What you are asked to do:
Repeat every record exactly, but keep images out of the copy.

----------

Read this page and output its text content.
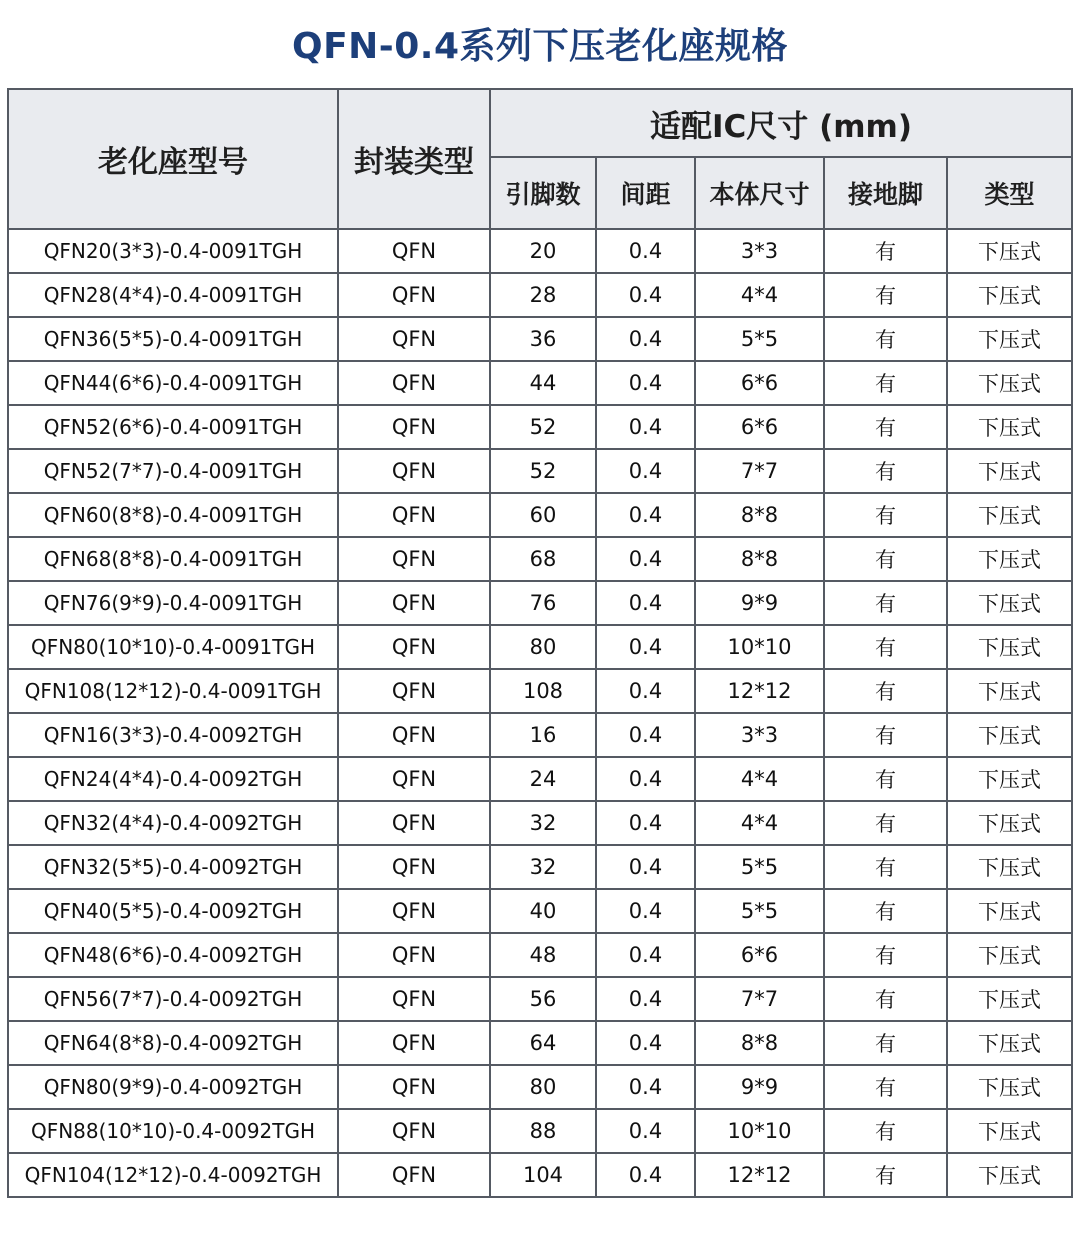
QFN-0.4系列下压老化座规格
老化座型号	封装类型	适配IC尺寸 (mm)				
		引脚数	间距	本体尺寸	接地脚	类型
QFN20(3*3)-0.4-0091TGH	QFN	20	0.4	3*3	有	下压式
QFN28(4*4)-0.4-0091TGH	QFN	28	0.4	4*4	有	下压式
QFN36(5*5)-0.4-0091TGH	QFN	36	0.4	5*5	有	下压式
QFN44(6*6)-0.4-0091TGH	QFN	44	0.4	6*6	有	下压式
QFN52(6*6)-0.4-0091TGH	QFN	52	0.4	6*6	有	下压式
QFN52(7*7)-0.4-0091TGH	QFN	52	0.4	7*7	有	下压式
QFN60(8*8)-0.4-0091TGH	QFN	60	0.4	8*8	有	下压式
QFN68(8*8)-0.4-0091TGH	QFN	68	0.4	8*8	有	下压式
QFN76(9*9)-0.4-0091TGH	QFN	76	0.4	9*9	有	下压式
QFN80(10*10)-0.4-0091TGH	QFN	80	0.4	10*10	有	下压式
QFN108(12*12)-0.4-0091TGH	QFN	108	0.4	12*12	有	下压式
QFN16(3*3)-0.4-0092TGH	QFN	16	0.4	3*3	有	下压式
QFN24(4*4)-0.4-0092TGH	QFN	24	0.4	4*4	有	下压式
QFN32(4*4)-0.4-0092TGH	QFN	32	0.4	4*4	有	下压式
QFN32(5*5)-0.4-0092TGH	QFN	32	0.4	5*5	有	下压式
QFN40(5*5)-0.4-0092TGH	QFN	40	0.4	5*5	有	下压式
QFN48(6*6)-0.4-0092TGH	QFN	48	0.4	6*6	有	下压式
QFN56(7*7)-0.4-0092TGH	QFN	56	0.4	7*7	有	下压式
QFN64(8*8)-0.4-0092TGH	QFN	64	0.4	8*8	有	下压式
QFN80(9*9)-0.4-0092TGH	QFN	80	0.4	9*9	有	下压式
QFN88(10*10)-0.4-0092TGH	QFN	88	0.4	10*10	有	下压式
QFN104(12*12)-0.4-0092TGH	QFN	104	0.4	12*12	有	下压式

----------

Result for this exercise:
Read this page and output its text content.
QFN-0.4系列下压老化座规格
老化座型号	封装类型	适配IC尺寸 (mm)				
		引脚数	间距	本体尺寸	接地脚	类型
QFN20(3*3)-0.4-0091TGH	QFN	20	0.4	3*3	有	下压式
QFN28(4*4)-0.4-0091TGH	QFN	28	0.4	4*4	有	下压式
QFN36(5*5)-0.4-0091TGH	QFN	36	0.4	5*5	有	下压式
QFN44(6*6)-0.4-0091TGH	QFN	44	0.4	6*6	有	下压式
QFN52(6*6)-0.4-0091TGH	QFN	52	0.4	6*6	有	下压式
QFN52(7*7)-0.4-0091TGH	QFN	52	0.4	7*7	有	下压式
QFN60(8*8)-0.4-0091TGH	QFN	60	0.4	8*8	有	下压式
QFN68(8*8)-0.4-0091TGH	QFN	68	0.4	8*8	有	下压式
QFN76(9*9)-0.4-0091TGH	QFN	76	0.4	9*9	有	下压式
QFN80(10*10)-0.4-0091TGH	QFN	80	0.4	10*10	有	下压式
QFN108(12*12)-0.4-0091TGH	QFN	108	0.4	12*12	有	下压式
QFN16(3*3)-0.4-0092TGH	QFN	16	0.4	3*3	有	下压式
QFN24(4*4)-0.4-0092TGH	QFN	24	0.4	4*4	有	下压式
QFN32(4*4)-0.4-0092TGH	QFN	32	0.4	4*4	有	下压式
QFN32(5*5)-0.4-0092TGH	QFN	32	0.4	5*5	有	下压式
QFN40(5*5)-0.4-0092TGH	QFN	40	0.4	5*5	有	下压式
QFN48(6*6)-0.4-0092TGH	QFN	48	0.4	6*6	有	下压式
QFN56(7*7)-0.4-0092TGH	QFN	56	0.4	7*7	有	下压式
QFN64(8*8)-0.4-0092TGH	QFN	64	0.4	8*8	有	下压式
QFN80(9*9)-0.4-0092TGH	QFN	80	0.4	9*9	有	下压式
QFN88(10*10)-0.4-0092TGH	QFN	88	0.4	10*10	有	下压式
QFN104(12*12)-0.4-0092TGH	QFN	104	0.4	12*12	有	下压式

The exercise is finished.